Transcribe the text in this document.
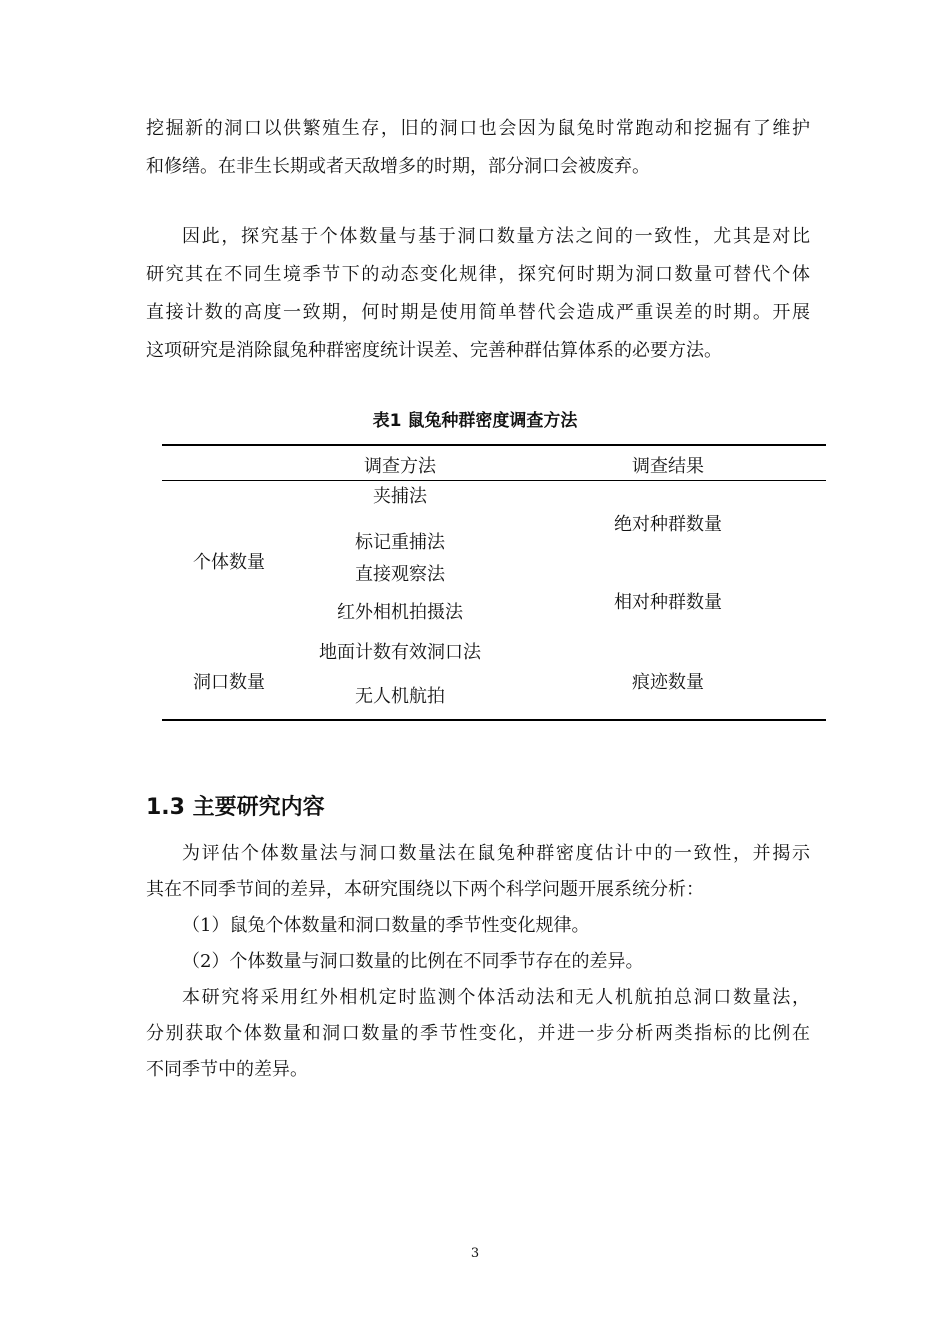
挖掘新的洞口以供繁殖生存，旧的洞口也会因为鼠兔时常跑动和挖掘有了维护
和修缮。在非生长期或者天敌增多的时期，部分洞口会被废弃。
因此，探究基于个体数量与基于洞口数量方法之间的一致性，尤其是对比
研究其在不同生境季节下的动态变化规律，探究何时期为洞口数量可替代个体
直接计数的高度一致期，何时期是使用简单替代会造成严重误差的时期。开展
这项研究是消除鼠兔种群密度统计误差、完善种群估算体系的必要方法。

表1 鼠兔种群密度调查方法

调查方法	调查结果

个体数量

洞口数量

夹捕法

标记重捕法

直接观察法

红外相机拍摄法

地面计数有效洞口法

无人机航拍

绝对种群数量

相对种群数量

痕迹数量

1.3 主要研究内容
为评估个体数量法与洞口数量法在鼠兔种群密度估计中的一致性，并揭示
其在不同季节间的差异，本研究围绕以下两个科学问题开展系统分析：
（1）鼠兔个体数量和洞口数量的季节性变化规律。
（2）个体数量与洞口数量的比例在不同季节存在的差异。
本研究将采用红外相机定时监测个体活动法和无人机航拍总洞口数量法，
分别获取个体数量和洞口数量的季节性变化，并进一步分析两类指标的比例在
不同季节中的差异。

3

========================

> **WHAT THIS TASK INVOLVES**
Word for word, quote the lines above. Omit the pictures.

> **ANSWER TO THIS EXERCISE**
Transcribe the text in this document.
挖掘新的洞口以供繁殖生存，旧的洞口也会因为鼠兔时常跑动和挖掘有了维护
和修缮。在非生长期或者天敌增多的时期，部分洞口会被废弃。
因此，探究基于个体数量与基于洞口数量方法之间的一致性，尤其是对比
研究其在不同生境季节下的动态变化规律，探究何时期为洞口数量可替代个体
直接计数的高度一致期，何时期是使用简单替代会造成严重误差的时期。开展
这项研究是消除鼠兔种群密度统计误差、完善种群估算体系的必要方法。

表1 鼠兔种群密度调查方法

调查方法	调查结果

个体数量

洞口数量

夹捕法

标记重捕法

直接观察法

红外相机拍摄法

地面计数有效洞口法

无人机航拍

绝对种群数量

相对种群数量

痕迹数量

1.3 主要研究内容
为评估个体数量法与洞口数量法在鼠兔种群密度估计中的一致性，并揭示
其在不同季节间的差异，本研究围绕以下两个科学问题开展系统分析：
（1）鼠兔个体数量和洞口数量的季节性变化规律。
（2）个体数量与洞口数量的比例在不同季节存在的差异。
本研究将采用红外相机定时监测个体活动法和无人机航拍总洞口数量法，
分别获取个体数量和洞口数量的季节性变化，并进一步分析两类指标的比例在
不同季节中的差异。

3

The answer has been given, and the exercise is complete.